> [Work to be completed] Below are the entries; output exactly the lines from the one containing "Output the text content of this document." through the final line, inclusive.

════

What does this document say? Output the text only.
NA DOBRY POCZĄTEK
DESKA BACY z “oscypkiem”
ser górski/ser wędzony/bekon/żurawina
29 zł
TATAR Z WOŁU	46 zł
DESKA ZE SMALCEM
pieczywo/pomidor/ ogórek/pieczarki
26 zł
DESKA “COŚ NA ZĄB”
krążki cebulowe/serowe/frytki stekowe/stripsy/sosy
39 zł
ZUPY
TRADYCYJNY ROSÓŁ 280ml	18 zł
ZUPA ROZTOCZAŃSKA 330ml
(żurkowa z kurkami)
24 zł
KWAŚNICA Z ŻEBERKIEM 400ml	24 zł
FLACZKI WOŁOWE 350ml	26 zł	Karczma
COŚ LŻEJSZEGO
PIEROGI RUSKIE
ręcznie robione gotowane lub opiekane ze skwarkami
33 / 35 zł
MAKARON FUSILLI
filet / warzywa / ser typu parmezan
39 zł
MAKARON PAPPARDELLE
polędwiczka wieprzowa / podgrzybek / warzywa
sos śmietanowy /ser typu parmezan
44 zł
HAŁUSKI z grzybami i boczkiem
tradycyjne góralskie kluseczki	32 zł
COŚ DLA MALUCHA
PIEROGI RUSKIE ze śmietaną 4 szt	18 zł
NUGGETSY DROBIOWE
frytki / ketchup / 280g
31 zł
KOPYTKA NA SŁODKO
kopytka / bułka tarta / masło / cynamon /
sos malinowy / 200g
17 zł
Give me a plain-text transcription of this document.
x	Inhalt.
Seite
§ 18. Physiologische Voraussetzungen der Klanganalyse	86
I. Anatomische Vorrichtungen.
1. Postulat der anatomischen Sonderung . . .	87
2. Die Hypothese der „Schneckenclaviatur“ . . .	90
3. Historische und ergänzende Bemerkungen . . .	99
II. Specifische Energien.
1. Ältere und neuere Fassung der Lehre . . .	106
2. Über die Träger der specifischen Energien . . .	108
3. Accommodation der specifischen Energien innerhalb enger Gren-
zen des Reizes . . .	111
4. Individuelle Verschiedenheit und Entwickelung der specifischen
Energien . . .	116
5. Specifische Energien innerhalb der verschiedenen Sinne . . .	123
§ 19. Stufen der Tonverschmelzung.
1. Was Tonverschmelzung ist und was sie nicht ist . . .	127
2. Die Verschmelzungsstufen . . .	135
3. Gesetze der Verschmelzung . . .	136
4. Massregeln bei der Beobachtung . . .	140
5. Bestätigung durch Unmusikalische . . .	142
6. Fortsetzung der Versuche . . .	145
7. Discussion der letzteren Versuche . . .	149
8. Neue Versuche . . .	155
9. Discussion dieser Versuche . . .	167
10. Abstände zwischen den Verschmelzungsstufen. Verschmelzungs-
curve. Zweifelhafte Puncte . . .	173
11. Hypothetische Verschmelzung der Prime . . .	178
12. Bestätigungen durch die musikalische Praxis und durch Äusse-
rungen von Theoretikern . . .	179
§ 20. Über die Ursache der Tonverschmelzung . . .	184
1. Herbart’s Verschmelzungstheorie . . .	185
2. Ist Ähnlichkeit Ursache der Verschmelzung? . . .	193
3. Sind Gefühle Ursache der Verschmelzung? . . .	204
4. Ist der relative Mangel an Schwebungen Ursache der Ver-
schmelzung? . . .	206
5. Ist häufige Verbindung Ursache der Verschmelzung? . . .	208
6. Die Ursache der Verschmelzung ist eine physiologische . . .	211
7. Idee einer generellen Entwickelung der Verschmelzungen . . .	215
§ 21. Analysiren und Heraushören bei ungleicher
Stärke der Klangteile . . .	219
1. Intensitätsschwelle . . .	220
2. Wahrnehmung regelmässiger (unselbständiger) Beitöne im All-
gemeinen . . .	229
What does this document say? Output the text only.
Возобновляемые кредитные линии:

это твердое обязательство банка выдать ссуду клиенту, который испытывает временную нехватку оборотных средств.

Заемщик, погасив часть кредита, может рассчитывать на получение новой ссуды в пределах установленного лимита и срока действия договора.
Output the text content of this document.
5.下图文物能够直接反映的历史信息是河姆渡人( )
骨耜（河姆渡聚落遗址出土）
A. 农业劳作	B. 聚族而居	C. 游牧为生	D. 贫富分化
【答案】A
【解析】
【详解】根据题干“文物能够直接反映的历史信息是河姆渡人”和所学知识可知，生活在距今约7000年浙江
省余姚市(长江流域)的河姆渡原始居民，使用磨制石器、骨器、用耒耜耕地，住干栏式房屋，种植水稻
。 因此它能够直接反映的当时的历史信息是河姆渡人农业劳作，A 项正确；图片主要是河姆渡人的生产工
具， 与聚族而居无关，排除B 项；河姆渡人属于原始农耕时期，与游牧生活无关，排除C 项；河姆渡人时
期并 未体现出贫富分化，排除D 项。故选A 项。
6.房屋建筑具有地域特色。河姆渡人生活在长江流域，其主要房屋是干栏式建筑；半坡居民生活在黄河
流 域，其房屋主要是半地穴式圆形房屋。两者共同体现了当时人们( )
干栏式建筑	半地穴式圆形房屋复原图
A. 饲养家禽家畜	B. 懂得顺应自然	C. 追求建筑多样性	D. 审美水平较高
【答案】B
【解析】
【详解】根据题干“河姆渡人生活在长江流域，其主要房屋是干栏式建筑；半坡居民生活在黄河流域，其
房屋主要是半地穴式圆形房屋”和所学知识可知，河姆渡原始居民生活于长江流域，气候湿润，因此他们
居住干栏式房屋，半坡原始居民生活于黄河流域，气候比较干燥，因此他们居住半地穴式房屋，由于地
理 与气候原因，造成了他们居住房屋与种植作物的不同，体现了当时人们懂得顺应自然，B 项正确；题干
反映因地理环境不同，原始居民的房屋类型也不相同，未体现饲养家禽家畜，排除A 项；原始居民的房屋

════

> [Task answer]
Output the text content of this document.
5.下图文物能够直接反映的历史信息是河姆渡人( )
骨耜（河姆渡聚落遗址出土）
A. 农业劳作	B. 聚族而居	C. 游牧为生	D. 贫富分化
【答案】A
【解析】
【详解】根据题干“文物能够直接反映的历史信息是河姆渡人”和所学知识可知，生活在距今约7000年浙江
省余姚市(长江流域)的河姆渡原始居民，使用磨制石器、骨器、用耒耜耕地，住干栏式房屋，种植水稻
。 因此它能够直接反映的当时的历史信息是河姆渡人农业劳作，A 项正确；图片主要是河姆渡人的生产工
具， 与聚族而居无关，排除B 项；河姆渡人属于原始农耕时期，与游牧生活无关，排除C 项；河姆渡人时
期并 未体现出贫富分化，排除D 项。故选A 项。
6.房屋建筑具有地域特色。河姆渡人生活在长江流域，其主要房屋是干栏式建筑；半坡居民生活在黄河
流 域，其房屋主要是半地穴式圆形房屋。两者共同体现了当时人们( )
干栏式建筑	半地穴式圆形房屋复原图
A. 饲养家禽家畜	B. 懂得顺应自然	C. 追求建筑多样性	D. 审美水平较高
【答案】B
【解析】
【详解】根据题干“河姆渡人生活在长江流域，其主要房屋是干栏式建筑；半坡居民生活在黄河流域，其
房屋主要是半地穴式圆形房屋”和所学知识可知，河姆渡原始居民生活于长江流域，气候湿润，因此他们
居住干栏式房屋，半坡原始居民生活于黄河流域，气候比较干燥，因此他们居住半地穴式房屋，由于地
理 与气候原因，造成了他们居住房屋与种植作物的不同，体现了当时人们懂得顺应自然，B 项正确；题干
反映因地理环境不同，原始居民的房屋类型也不相同，未体现饲养家禽家畜，排除A 项；原始居民的房屋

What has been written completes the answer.